_Supplied entries:_
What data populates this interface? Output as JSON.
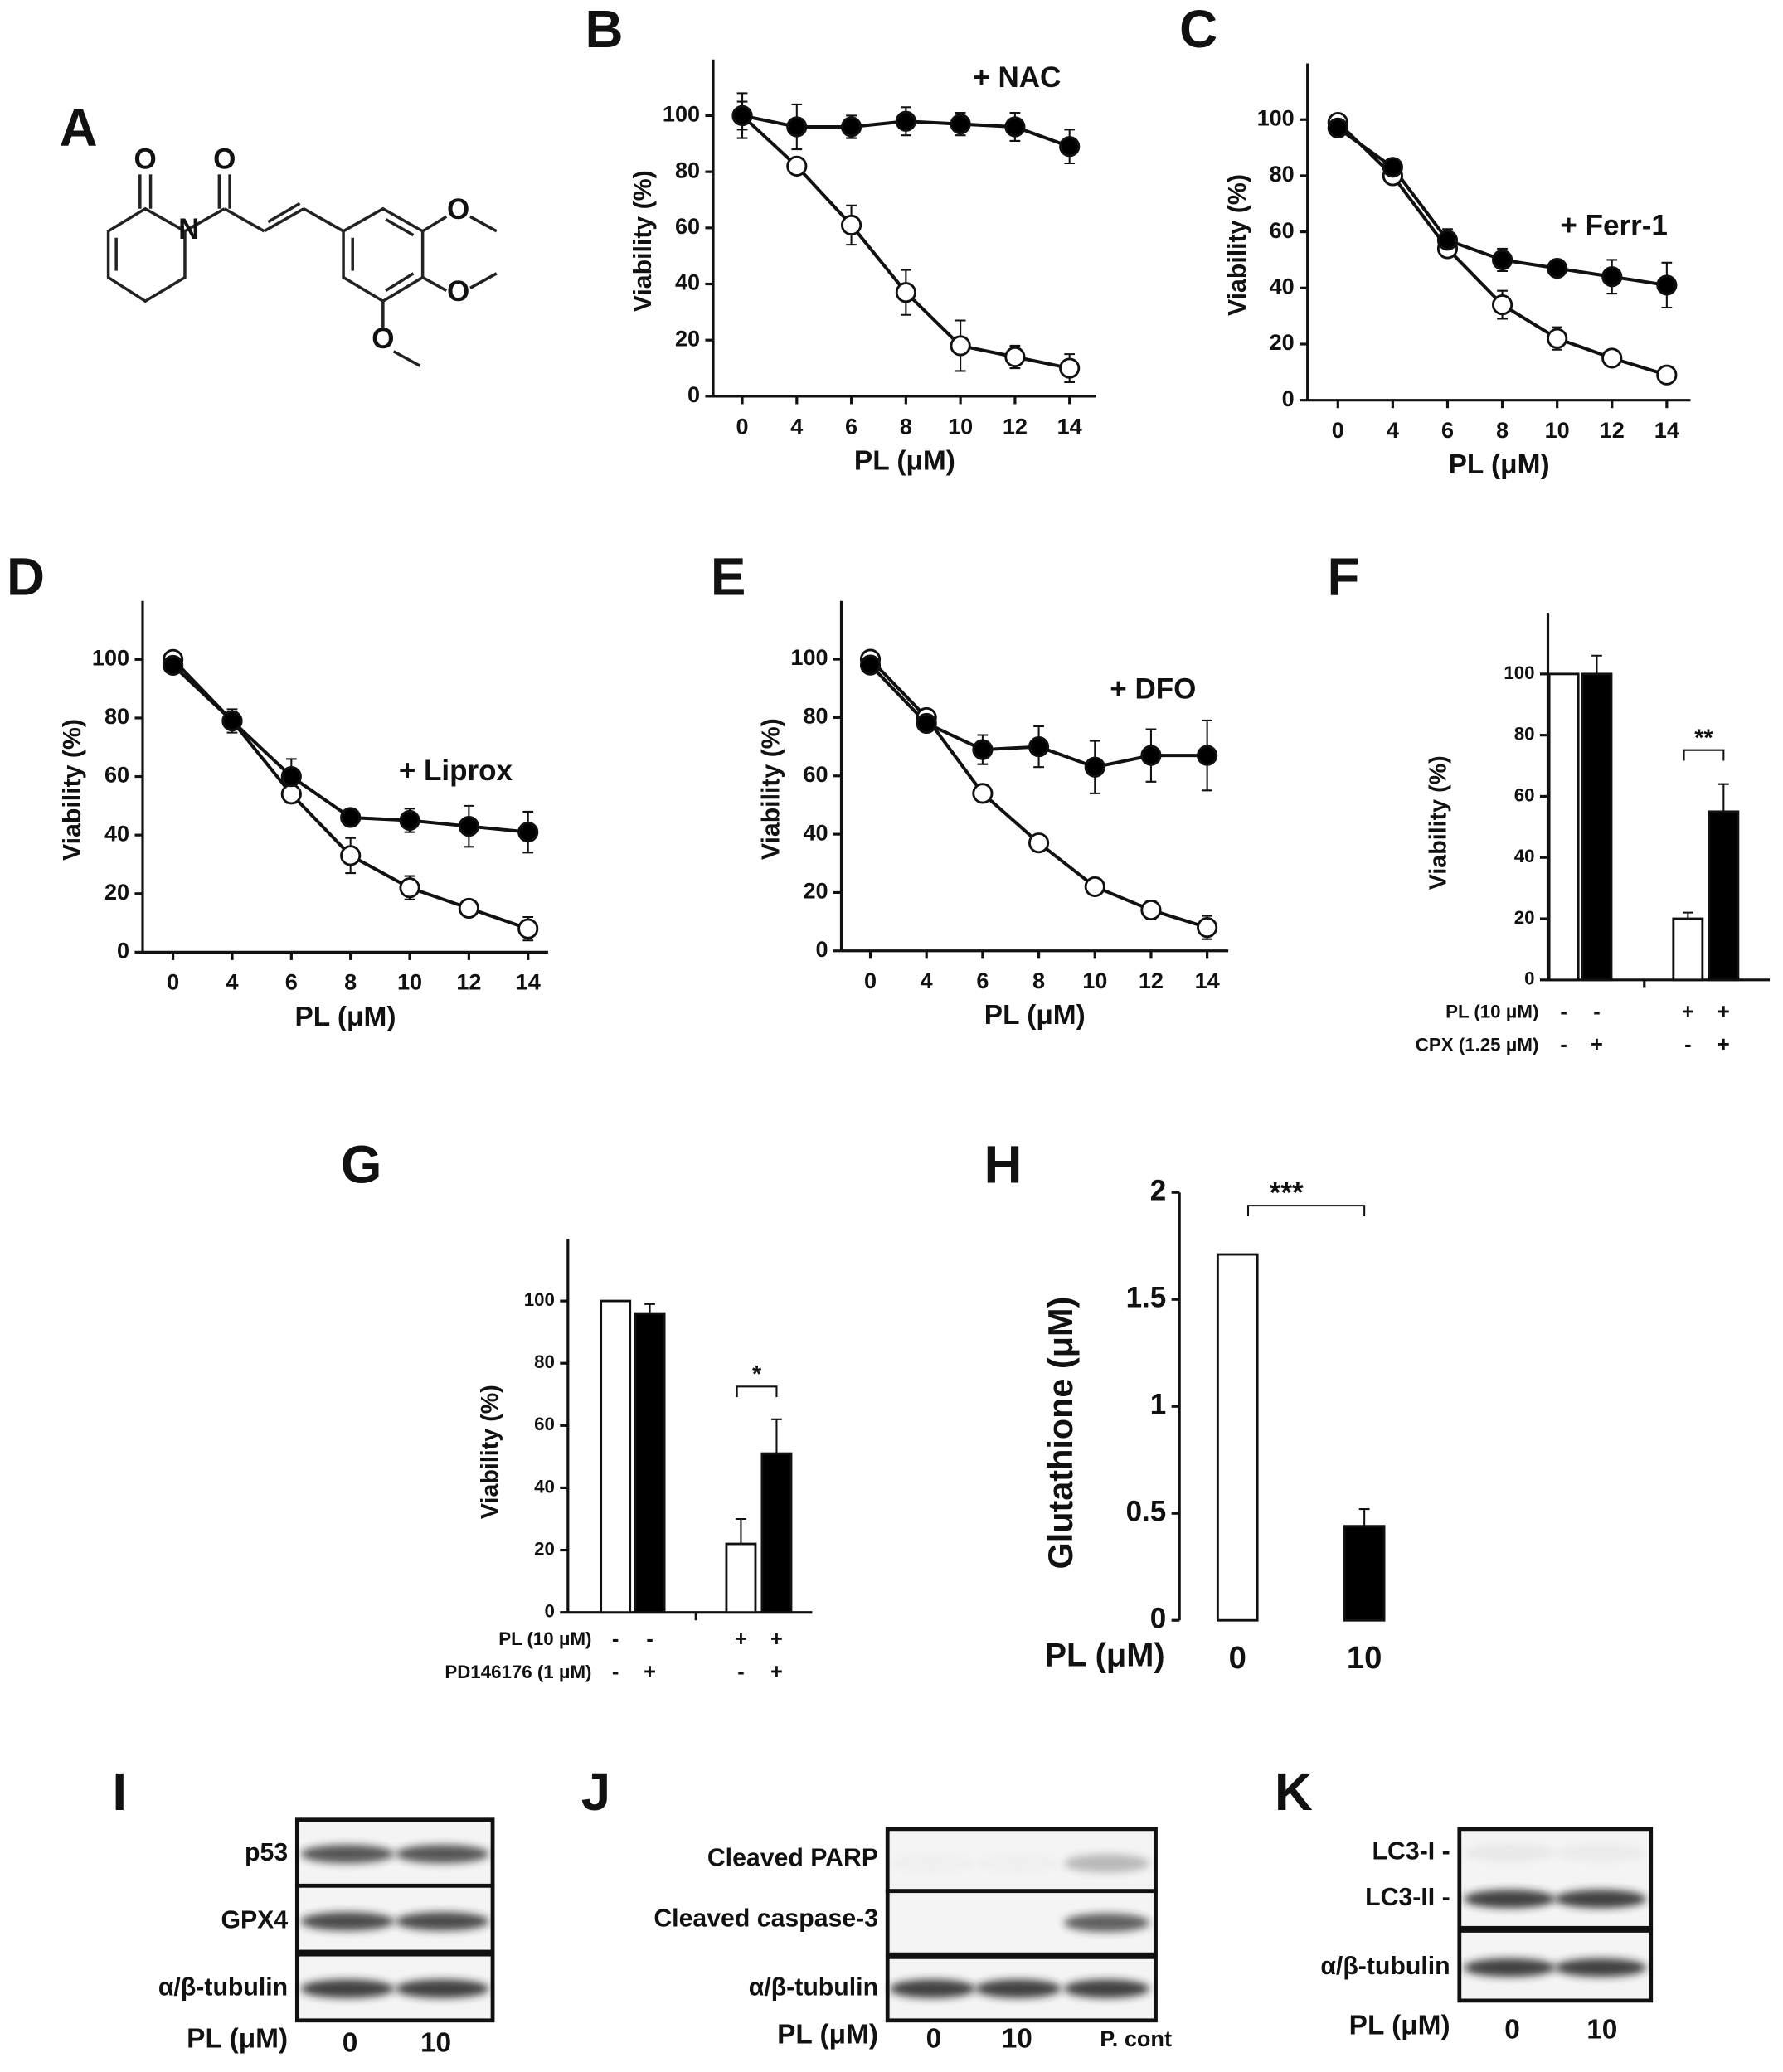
{
  "structure": {
    "panel": "A",
    "atoms": [
      "O",
      "O",
      "N",
      "O",
      "O",
      "O"
    ]
  },
  "chart_data": [
    {
      "panel": "B",
      "type": "line",
      "categories": [
        "0",
        "4",
        "6",
        "8",
        "10",
        "12",
        "14"
      ],
      "x_label": "PL (μM)",
      "y_label": "Viability (%)",
      "ylim": [
        0,
        120
      ],
      "yticks": [
        0,
        20,
        40,
        60,
        80,
        100
      ],
      "series": [
        {
          "name": "+ NAC",
          "color": "#000000",
          "values": [
            100,
            96,
            96,
            98,
            97,
            96,
            89
          ],
          "errors": [
            8,
            8,
            4,
            5,
            4,
            5,
            6
          ]
        },
        {
          "color": "#ffffff",
          "values": [
            100,
            82,
            61,
            37,
            18,
            14,
            10
          ],
          "errors": [
            5,
            2,
            7,
            8,
            9,
            4,
            5
          ]
        }
      ]
    },
    {
      "panel": "C",
      "type": "line",
      "categories": [
        "0",
        "4",
        "6",
        "8",
        "10",
        "12",
        "14"
      ],
      "x_label": "PL (μM)",
      "y_label": "Viability (%)",
      "ylim": [
        0,
        120
      ],
      "yticks": [
        0,
        20,
        40,
        60,
        80,
        100
      ],
      "series": [
        {
          "name": "+ Ferr-1",
          "color": "#000000",
          "values": [
            97,
            83,
            57,
            50,
            47,
            44,
            41
          ],
          "errors": [
            3,
            3,
            4,
            4,
            3,
            6,
            8
          ]
        },
        {
          "color": "#ffffff",
          "values": [
            99,
            80,
            54,
            34,
            22,
            15,
            9
          ],
          "errors": [
            2,
            2,
            3,
            5,
            4,
            2,
            2
          ]
        }
      ]
    },
    {
      "panel": "D",
      "type": "line",
      "categories": [
        "0",
        "4",
        "6",
        "8",
        "10",
        "12",
        "14"
      ],
      "x_label": "PL (μM)",
      "y_label": "Viability (%)",
      "ylim": [
        0,
        120
      ],
      "yticks": [
        0,
        20,
        40,
        60,
        80,
        100
      ],
      "series": [
        {
          "name": "+ Liprox",
          "color": "#000000",
          "values": [
            98,
            79,
            60,
            46,
            45,
            43,
            41
          ],
          "errors": [
            2,
            4,
            6,
            3,
            4,
            7,
            7
          ]
        },
        {
          "color": "#ffffff",
          "values": [
            100,
            79,
            54,
            33,
            22,
            15,
            8
          ],
          "errors": [
            2,
            3,
            3,
            6,
            4,
            2,
            4
          ]
        }
      ]
    },
    {
      "panel": "E",
      "type": "line",
      "categories": [
        "0",
        "4",
        "6",
        "8",
        "10",
        "12",
        "14"
      ],
      "x_label": "PL (μM)",
      "y_label": "Viability (%)",
      "ylim": [
        0,
        120
      ],
      "yticks": [
        0,
        20,
        40,
        60,
        80,
        100
      ],
      "series": [
        {
          "name": "+ DFO",
          "color": "#000000",
          "values": [
            98,
            78,
            69,
            70,
            63,
            67,
            67
          ],
          "errors": [
            2,
            2,
            5,
            7,
            9,
            9,
            12
          ]
        },
        {
          "color": "#ffffff",
          "values": [
            100,
            80,
            54,
            37,
            22,
            14,
            8
          ],
          "errors": [
            1,
            2,
            2,
            1,
            2,
            3,
            4
          ]
        }
      ]
    },
    {
      "panel": "F",
      "type": "bar",
      "y_label": "Viability (%)",
      "ylim": [
        0,
        120
      ],
      "yticks": [
        0,
        20,
        40,
        60,
        80,
        100
      ],
      "values": [
        100,
        100,
        20,
        55
      ],
      "errors": [
        null,
        6,
        2,
        9
      ],
      "colors": [
        "#ffffff",
        "#000000",
        "#ffffff",
        "#000000"
      ],
      "conditions": [
        {
          "name": "PL (10 μM)",
          "values": [
            "-",
            "-",
            "+",
            "+"
          ]
        },
        {
          "name": "CPX (1.25 μM)",
          "values": [
            "-",
            "+",
            "-",
            "+"
          ]
        }
      ],
      "significance": "**"
    },
    {
      "panel": "G",
      "type": "bar",
      "y_label": "Viability (%)",
      "ylim": [
        0,
        120
      ],
      "yticks": [
        0,
        20,
        40,
        60,
        80,
        100
      ],
      "values": [
        100,
        96,
        22,
        51
      ],
      "errors": [
        null,
        3,
        8,
        11
      ],
      "colors": [
        "#ffffff",
        "#000000",
        "#ffffff",
        "#000000"
      ],
      "conditions": [
        {
          "name": "PL (10 μM)",
          "values": [
            "-",
            "-",
            "+",
            "+"
          ]
        },
        {
          "name": "PD146176 (1 μM)",
          "values": [
            "-",
            "+",
            "-",
            "+"
          ]
        }
      ],
      "significance": "*"
    },
    {
      "panel": "H",
      "type": "bar",
      "x_label": "PL (μM)",
      "y_label": "Glutathione (μM)",
      "ylim": [
        0,
        2
      ],
      "yticks": [
        0,
        0.5,
        1,
        1.5,
        2
      ],
      "categories": [
        "0",
        "10"
      ],
      "values": [
        1.71,
        0.44
      ],
      "errors": [
        null,
        0.08
      ],
      "colors": [
        "#ffffff",
        "#000000"
      ],
      "significance": "***"
    }
  ],
  "blots": [
    {
      "panel": "I",
      "rows": [
        "p53",
        "GPX4",
        "α/β-tubulin"
      ],
      "lanes": [
        "0",
        "10"
      ],
      "x_label": "PL (μM)"
    },
    {
      "panel": "J",
      "rows": [
        "Cleaved PARP",
        "Cleaved caspase-3",
        "α/β-tubulin"
      ],
      "lanes": [
        "0",
        "10",
        "P. cont"
      ],
      "x_label": "PL (μM)"
    },
    {
      "panel": "K",
      "rows": [
        "LC3-I -",
        "LC3-II -",
        "α/β-tubulin"
      ],
      "lanes": [
        "0",
        "10"
      ],
      "x_label": "PL (μM)"
    }
  ]
}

_Job:_
Every entry above is to be set down exactly; the pictures are to be left out.

_Full response:_
What data populates this interface? Output as JSON.
{
  "structure": {
    "panel": "A",
    "atoms": [
      "O",
      "O",
      "N",
      "O",
      "O",
      "O"
    ]
  },
  "chart_data": [
    {
      "panel": "B",
      "type": "line",
      "categories": [
        "0",
        "4",
        "6",
        "8",
        "10",
        "12",
        "14"
      ],
      "x_label": "PL (μM)",
      "y_label": "Viability (%)",
      "ylim": [
        0,
        120
      ],
      "yticks": [
        0,
        20,
        40,
        60,
        80,
        100
      ],
      "series": [
        {
          "name": "+ NAC",
          "color": "#000000",
          "values": [
            100,
            96,
            96,
            98,
            97,
            96,
            89
          ],
          "errors": [
            8,
            8,
            4,
            5,
            4,
            5,
            6
          ]
        },
        {
          "color": "#ffffff",
          "values": [
            100,
            82,
            61,
            37,
            18,
            14,
            10
          ],
          "errors": [
            5,
            2,
            7,
            8,
            9,
            4,
            5
          ]
        }
      ]
    },
    {
      "panel": "C",
      "type": "line",
      "categories": [
        "0",
        "4",
        "6",
        "8",
        "10",
        "12",
        "14"
      ],
      "x_label": "PL (μM)",
      "y_label": "Viability (%)",
      "ylim": [
        0,
        120
      ],
      "yticks": [
        0,
        20,
        40,
        60,
        80,
        100
      ],
      "series": [
        {
          "name": "+ Ferr-1",
          "color": "#000000",
          "values": [
            97,
            83,
            57,
            50,
            47,
            44,
            41
          ],
          "errors": [
            3,
            3,
            4,
            4,
            3,
            6,
            8
          ]
        },
        {
          "color": "#ffffff",
          "values": [
            99,
            80,
            54,
            34,
            22,
            15,
            9
          ],
          "errors": [
            2,
            2,
            3,
            5,
            4,
            2,
            2
          ]
        }
      ]
    },
    {
      "panel": "D",
      "type": "line",
      "categories": [
        "0",
        "4",
        "6",
        "8",
        "10",
        "12",
        "14"
      ],
      "x_label": "PL (μM)",
      "y_label": "Viability (%)",
      "ylim": [
        0,
        120
      ],
      "yticks": [
        0,
        20,
        40,
        60,
        80,
        100
      ],
      "series": [
        {
          "name": "+ Liprox",
          "color": "#000000",
          "values": [
            98,
            79,
            60,
            46,
            45,
            43,
            41
          ],
          "errors": [
            2,
            4,
            6,
            3,
            4,
            7,
            7
          ]
        },
        {
          "color": "#ffffff",
          "values": [
            100,
            79,
            54,
            33,
            22,
            15,
            8
          ],
          "errors": [
            2,
            3,
            3,
            6,
            4,
            2,
            4
          ]
        }
      ]
    },
    {
      "panel": "E",
      "type": "line",
      "categories": [
        "0",
        "4",
        "6",
        "8",
        "10",
        "12",
        "14"
      ],
      "x_label": "PL (μM)",
      "y_label": "Viability (%)",
      "ylim": [
        0,
        120
      ],
      "yticks": [
        0,
        20,
        40,
        60,
        80,
        100
      ],
      "series": [
        {
          "name": "+ DFO",
          "color": "#000000",
          "values": [
            98,
            78,
            69,
            70,
            63,
            67,
            67
          ],
          "errors": [
            2,
            2,
            5,
            7,
            9,
            9,
            12
          ]
        },
        {
          "color": "#ffffff",
          "values": [
            100,
            80,
            54,
            37,
            22,
            14,
            8
          ],
          "errors": [
            1,
            2,
            2,
            1,
            2,
            3,
            4
          ]
        }
      ]
    },
    {
      "panel": "F",
      "type": "bar",
      "y_label": "Viability (%)",
      "ylim": [
        0,
        120
      ],
      "yticks": [
        0,
        20,
        40,
        60,
        80,
        100
      ],
      "values": [
        100,
        100,
        20,
        55
      ],
      "errors": [
        null,
        6,
        2,
        9
      ],
      "colors": [
        "#ffffff",
        "#000000",
        "#ffffff",
        "#000000"
      ],
      "conditions": [
        {
          "name": "PL (10 μM)",
          "values": [
            "-",
            "-",
            "+",
            "+"
          ]
        },
        {
          "name": "CPX (1.25 μM)",
          "values": [
            "-",
            "+",
            "-",
            "+"
          ]
        }
      ],
      "significance": "**"
    },
    {
      "panel": "G",
      "type": "bar",
      "y_label": "Viability (%)",
      "ylim": [
        0,
        120
      ],
      "yticks": [
        0,
        20,
        40,
        60,
        80,
        100
      ],
      "values": [
        100,
        96,
        22,
        51
      ],
      "errors": [
        null,
        3,
        8,
        11
      ],
      "colors": [
        "#ffffff",
        "#000000",
        "#ffffff",
        "#000000"
      ],
      "conditions": [
        {
          "name": "PL (10 μM)",
          "values": [
            "-",
            "-",
            "+",
            "+"
          ]
        },
        {
          "name": "PD146176 (1 μM)",
          "values": [
            "-",
            "+",
            "-",
            "+"
          ]
        }
      ],
      "significance": "*"
    },
    {
      "panel": "H",
      "type": "bar",
      "x_label": "PL (μM)",
      "y_label": "Glutathione (μM)",
      "ylim": [
        0,
        2
      ],
      "yticks": [
        0,
        0.5,
        1,
        1.5,
        2
      ],
      "categories": [
        "0",
        "10"
      ],
      "values": [
        1.71,
        0.44
      ],
      "errors": [
        null,
        0.08
      ],
      "colors": [
        "#ffffff",
        "#000000"
      ],
      "significance": "***"
    }
  ],
  "blots": [
    {
      "panel": "I",
      "rows": [
        "p53",
        "GPX4",
        "α/β-tubulin"
      ],
      "lanes": [
        "0",
        "10"
      ],
      "x_label": "PL (μM)"
    },
    {
      "panel": "J",
      "rows": [
        "Cleaved PARP",
        "Cleaved caspase-3",
        "α/β-tubulin"
      ],
      "lanes": [
        "0",
        "10",
        "P. cont"
      ],
      "x_label": "PL (μM)"
    },
    {
      "panel": "K",
      "rows": [
        "LC3-I -",
        "LC3-II -",
        "α/β-tubulin"
      ],
      "lanes": [
        "0",
        "10"
      ],
      "x_label": "PL (μM)"
    }
  ]
}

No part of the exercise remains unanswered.